■ **Job**
Repeat the listing in full. Nothing may be added or left out.

(Extracted data entries)
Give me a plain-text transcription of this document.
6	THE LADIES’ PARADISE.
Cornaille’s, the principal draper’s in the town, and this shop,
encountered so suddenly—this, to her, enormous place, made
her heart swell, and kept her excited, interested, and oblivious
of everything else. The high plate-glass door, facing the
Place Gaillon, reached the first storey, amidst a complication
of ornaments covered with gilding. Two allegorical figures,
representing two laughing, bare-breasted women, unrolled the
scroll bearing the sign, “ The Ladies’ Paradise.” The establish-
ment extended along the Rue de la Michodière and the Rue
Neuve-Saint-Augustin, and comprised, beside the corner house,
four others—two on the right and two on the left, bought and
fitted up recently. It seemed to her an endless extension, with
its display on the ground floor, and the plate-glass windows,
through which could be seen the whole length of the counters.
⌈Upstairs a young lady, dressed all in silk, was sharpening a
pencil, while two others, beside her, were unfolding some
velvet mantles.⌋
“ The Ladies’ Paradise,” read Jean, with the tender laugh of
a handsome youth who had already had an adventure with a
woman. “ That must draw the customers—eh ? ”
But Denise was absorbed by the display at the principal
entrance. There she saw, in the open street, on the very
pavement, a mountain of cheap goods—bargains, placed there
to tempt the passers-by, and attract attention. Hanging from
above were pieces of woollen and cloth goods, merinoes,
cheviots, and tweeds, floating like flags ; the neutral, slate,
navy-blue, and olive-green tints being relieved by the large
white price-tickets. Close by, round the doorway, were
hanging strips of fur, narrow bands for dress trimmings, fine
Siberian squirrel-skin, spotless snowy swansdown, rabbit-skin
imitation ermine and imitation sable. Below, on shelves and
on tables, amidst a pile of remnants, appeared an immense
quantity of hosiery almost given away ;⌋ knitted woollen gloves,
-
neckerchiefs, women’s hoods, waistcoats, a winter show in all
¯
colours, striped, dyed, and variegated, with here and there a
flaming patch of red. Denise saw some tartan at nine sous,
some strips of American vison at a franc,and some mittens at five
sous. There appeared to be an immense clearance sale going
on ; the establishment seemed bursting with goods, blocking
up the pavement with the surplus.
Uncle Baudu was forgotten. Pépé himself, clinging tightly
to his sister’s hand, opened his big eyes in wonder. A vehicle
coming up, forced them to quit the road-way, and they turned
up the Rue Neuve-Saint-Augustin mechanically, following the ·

■ **Final result**
Give me a plain-text transcription of this document.
6	THE LADIES’ PARADISE.
Cornaille’s, the principal draper’s in the town, and this shop,
encountered so suddenly—this, to her, enormous place, made
her heart swell, and kept her excited, interested, and oblivious
of everything else. The high plate-glass door, facing the
Place Gaillon, reached the first storey, amidst a complication
of ornaments covered with gilding. Two allegorical figures,
representing two laughing, bare-breasted women, unrolled the
scroll bearing the sign, “ The Ladies’ Paradise.” The establish-
ment extended along the Rue de la Michodière and the Rue
Neuve-Saint-Augustin, and comprised, beside the corner house,
four others—two on the right and two on the left, bought and
fitted up recently. It seemed to her an endless extension, with
its display on the ground floor, and the plate-glass windows,
through which could be seen the whole length of the counters.
⌈Upstairs a young lady, dressed all in silk, was sharpening a
pencil, while two others, beside her, were unfolding some
velvet mantles.⌋
“ The Ladies’ Paradise,” read Jean, with the tender laugh of
a handsome youth who had already had an adventure with a
woman. “ That must draw the customers—eh ? ”
But Denise was absorbed by the display at the principal
entrance. There she saw, in the open street, on the very
pavement, a mountain of cheap goods—bargains, placed there
to tempt the passers-by, and attract attention. Hanging from
above were pieces of woollen and cloth goods, merinoes,
cheviots, and tweeds, floating like flags ; the neutral, slate,
navy-blue, and olive-green tints being relieved by the large
white price-tickets. Close by, round the doorway, were
hanging strips of fur, narrow bands for dress trimmings, fine
Siberian squirrel-skin, spotless snowy swansdown, rabbit-skin
imitation ermine and imitation sable. Below, on shelves and
on tables, amidst a pile of remnants, appeared an immense
quantity of hosiery almost given away ;⌋ knitted woollen gloves,
-
neckerchiefs, women’s hoods, waistcoats, a winter show in all
¯
colours, striped, dyed, and variegated, with here and there a
flaming patch of red. Denise saw some tartan at nine sous,
some strips of American vison at a franc,and some mittens at five
sous. There appeared to be an immense clearance sale going
on ; the establishment seemed bursting with goods, blocking
up the pavement with the surplus.
Uncle Baudu was forgotten. Pépé himself, clinging tightly
to his sister’s hand, opened his big eyes in wonder. A vehicle
coming up, forced them to quit the road-way, and they turned
up the Rue Neuve-Saint-Augustin mechanically, following the ·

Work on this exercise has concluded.